__Goal of the exercise__: Extract each line of the material that follows exactly and omit its pictures.

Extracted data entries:
▬▬▬▬▬▬

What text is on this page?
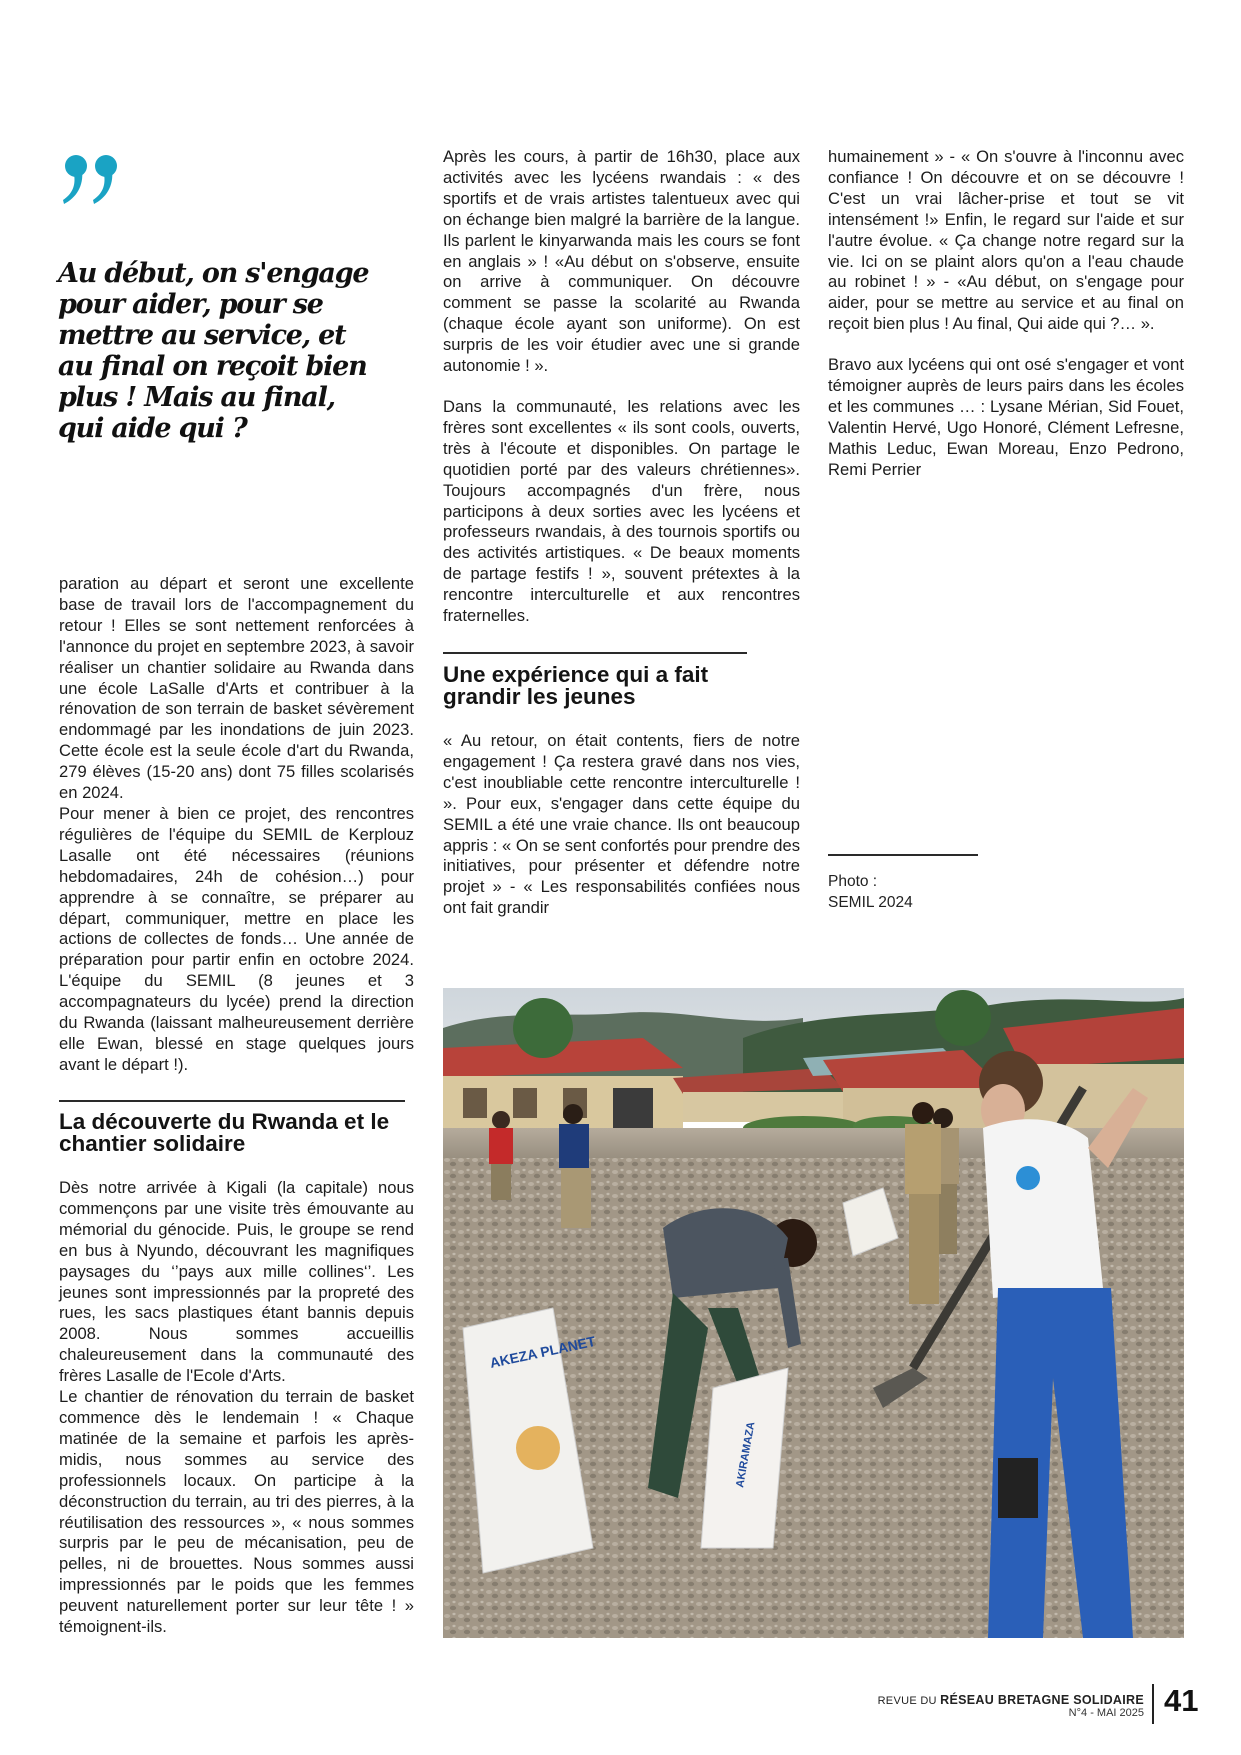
Au début, on s'engage pour aider, pour se mettre au service, et au final on reçoit bien plus ! Mais au final, qui aide qui ?

paration au départ et seront une excellente base de travail lors de l'accompagnement du retour ! Elles se sont nettement renforcées à l'annonce du projet en septembre 2023, à savoir réaliser un chantier solidaire au Rwanda dans une école LaSalle d'Arts et contribuer à la rénovation de son terrain de basket sévèrement endommagé par les inondations de juin 2023. Cette école est la seule école d'art du Rwanda, 279 élèves (15-20 ans) dont 75 filles scolarisés en 2024.

Pour mener à bien ce projet, des rencontres régulières de l'équipe du SEMIL de Kerplouz Lasalle ont été nécessaires (réunions hebdomadaires, 24h de cohésion…) pour apprendre à se connaître, se préparer au départ, communiquer, mettre en place les actions de collectes de fonds… Une année de préparation pour partir enfin en octobre 2024. L'équipe du SEMIL (8 jeunes et 3 accompagnateurs du lycée) prend la direction du Rwanda (laissant malheureusement derrière elle Ewan, blessé en stage quelques jours avant le départ !).

La découverte du Rwanda et le chantier solidaire

Dès notre arrivée à Kigali (la capitale) nous commençons par une visite très émouvante au mémorial du génocide. Puis, le groupe se rend en bus à Nyundo, découvrant les magnifiques paysages du ‘’pays aux mille collines‘’. Les jeunes sont impressionnés par la propreté des rues, les sacs plastiques étant bannis depuis 2008. Nous sommes accueillis chaleureusement dans la communauté des frères Lasalle de l'Ecole d'Arts.

Le chantier de rénovation du terrain de basket commence dès le lendemain ! « Chaque matinée de la semaine et parfois les après-midis, nous sommes au service des professionnels locaux. On participe à la déconstruction du terrain, au tri des pierres, à la réutilisation des ressources », « nous sommes surpris par le peu de mécanisation, peu de pelles, ni de brouettes. Nous sommes aussi impressionnés par le poids que les femmes peuvent naturellement porter sur leur tête ! » témoignent-ils.

Après les cours, à partir de 16h30, place aux activités avec les lycéens rwandais : « des sportifs et de vrais artistes talentueux avec qui on échange bien malgré la barrière de la langue. Ils parlent le kinyarwanda mais les cours se font en anglais » ! «Au début on s'observe, ensuite on arrive à communiquer. On découvre comment se passe la scolarité au Rwanda (chaque école ayant son uniforme). On est surpris de les voir étudier avec une si grande autonomie ! ».

Dans la communauté, les relations avec les frères sont excellentes « ils sont cools, ouverts, très à l'écoute et disponibles. On partage le quotidien porté par des valeurs chrétiennes». Toujours accompagnés d'un frère, nous participons à deux sorties avec les lycéens et professeurs rwandais, à des tournois sportifs ou des activités artistiques. « De beaux moments de partage festifs ! », souvent prétextes à la rencontre interculturelle et aux rencontres fraternelles.

Une expérience qui a fait grandir les jeunes

« Au retour, on était contents, fiers de notre engagement ! Ça restera gravé dans nos vies, c'est inoubliable cette rencontre interculturelle ! ». Pour eux, s'engager dans cette équipe du SEMIL a été une vraie chance. Ils ont beaucoup appris : « On se sent confortés pour prendre des initiatives, pour présenter et défendre notre projet » - « Les responsabilités confiées nous ont fait grandir

humainement » - « On s'ouvre à l'inconnu avec confiance ! On découvre et on se découvre ! C'est un vrai lâcher-prise et tout se vit intensément !» Enfin, le regard sur l'aide et sur l'autre évolue. « Ça change notre regard sur la vie. Ici on se plaint alors qu'on a l'eau chaude au robinet ! » - «Au début, on s'engage pour aider, pour se mettre au service et au final on reçoit bien plus ! Au final, Qui aide qui ?… ».

Bravo aux lycéens qui ont osé s'engager et vont témoigner auprès de leurs pairs dans les écoles et les communes … : Lysane Mérian, Sid Fouet, Valentin Hervé, Ugo Honoré, Clément Lefresne, Mathis Leduc, Ewan Moreau, Enzo Pedrono, Remi Perrier

Photo :
SEMIL 2024
AKEZA PLANET
AKIRAMAZA
REVUE DU RÉSEAU BRETAGNE SOLIDAIRE
N°4 - MAI 2025 41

▬▬▬▬▬▬

__Result of the task__:
What text is on this page?
Au début, on s'engage pour aider, pour se mettre au service, et au final on reçoit bien plus ! Mais au final, qui aide qui ?

paration au départ et seront une excellente base de travail lors de l'accompagnement du retour ! Elles se sont nettement renforcées à l'annonce du projet en septembre 2023, à savoir réaliser un chantier solidaire au Rwanda dans une école LaSalle d'Arts et contribuer à la rénovation de son terrain de basket sévèrement endommagé par les inondations de juin 2023. Cette école est la seule école d'art du Rwanda, 279 élèves (15-20 ans) dont 75 filles scolarisés en 2024.

Pour mener à bien ce projet, des rencontres régulières de l'équipe du SEMIL de Kerplouz Lasalle ont été nécessaires (réunions hebdomadaires, 24h de cohésion…) pour apprendre à se connaître, se préparer au départ, communiquer, mettre en place les actions de collectes de fonds… Une année de préparation pour partir enfin en octobre 2024. L'équipe du SEMIL (8 jeunes et 3 accompagnateurs du lycée) prend la direction du Rwanda (laissant malheureusement derrière elle Ewan, blessé en stage quelques jours avant le départ !).

La découverte du Rwanda et le chantier solidaire

Dès notre arrivée à Kigali (la capitale) nous commençons par une visite très émouvante au mémorial du génocide. Puis, le groupe se rend en bus à Nyundo, découvrant les magnifiques paysages du ‘’pays aux mille collines‘’. Les jeunes sont impressionnés par la propreté des rues, les sacs plastiques étant bannis depuis 2008. Nous sommes accueillis chaleureusement dans la communauté des frères Lasalle de l'Ecole d'Arts.

Le chantier de rénovation du terrain de basket commence dès le lendemain ! « Chaque matinée de la semaine et parfois les après-midis, nous sommes au service des professionnels locaux. On participe à la déconstruction du terrain, au tri des pierres, à la réutilisation des ressources », « nous sommes surpris par le peu de mécanisation, peu de pelles, ni de brouettes. Nous sommes aussi impressionnés par le poids que les femmes peuvent naturellement porter sur leur tête ! » témoignent-ils.

Après les cours, à partir de 16h30, place aux activités avec les lycéens rwandais : « des sportifs et de vrais artistes talentueux avec qui on échange bien malgré la barrière de la langue. Ils parlent le kinyarwanda mais les cours se font en anglais » ! «Au début on s'observe, ensuite on arrive à communiquer. On découvre comment se passe la scolarité au Rwanda (chaque école ayant son uniforme). On est surpris de les voir étudier avec une si grande autonomie ! ».

Dans la communauté, les relations avec les frères sont excellentes « ils sont cools, ouverts, très à l'écoute et disponibles. On partage le quotidien porté par des valeurs chrétiennes». Toujours accompagnés d'un frère, nous participons à deux sorties avec les lycéens et professeurs rwandais, à des tournois sportifs ou des activités artistiques. « De beaux moments de partage festifs ! », souvent prétextes à la rencontre interculturelle et aux rencontres fraternelles.

Une expérience qui a fait grandir les jeunes

« Au retour, on était contents, fiers de notre engagement ! Ça restera gravé dans nos vies, c'est inoubliable cette rencontre interculturelle ! ». Pour eux, s'engager dans cette équipe du SEMIL a été une vraie chance. Ils ont beaucoup appris : « On se sent confortés pour prendre des initiatives, pour présenter et défendre notre projet » - « Les responsabilités confiées nous ont fait grandir

humainement » - « On s'ouvre à l'inconnu avec confiance ! On découvre et on se découvre ! C'est un vrai lâcher-prise et tout se vit intensément !» Enfin, le regard sur l'aide et sur l'autre évolue. « Ça change notre regard sur la vie. Ici on se plaint alors qu'on a l'eau chaude au robinet ! » - «Au début, on s'engage pour aider, pour se mettre au service et au final on reçoit bien plus ! Au final, Qui aide qui ?… ».

Bravo aux lycéens qui ont osé s'engager et vont témoigner auprès de leurs pairs dans les écoles et les communes … : Lysane Mérian, Sid Fouet, Valentin Hervé, Ugo Honoré, Clément Lefresne, Mathis Leduc, Ewan Moreau, Enzo Pedrono, Remi Perrier

Photo :
SEMIL 2024
AKEZA PLANET
AKIRAMAZA
REVUE DU RÉSEAU BRETAGNE SOLIDAIRE
N°4 - MAI 2025 41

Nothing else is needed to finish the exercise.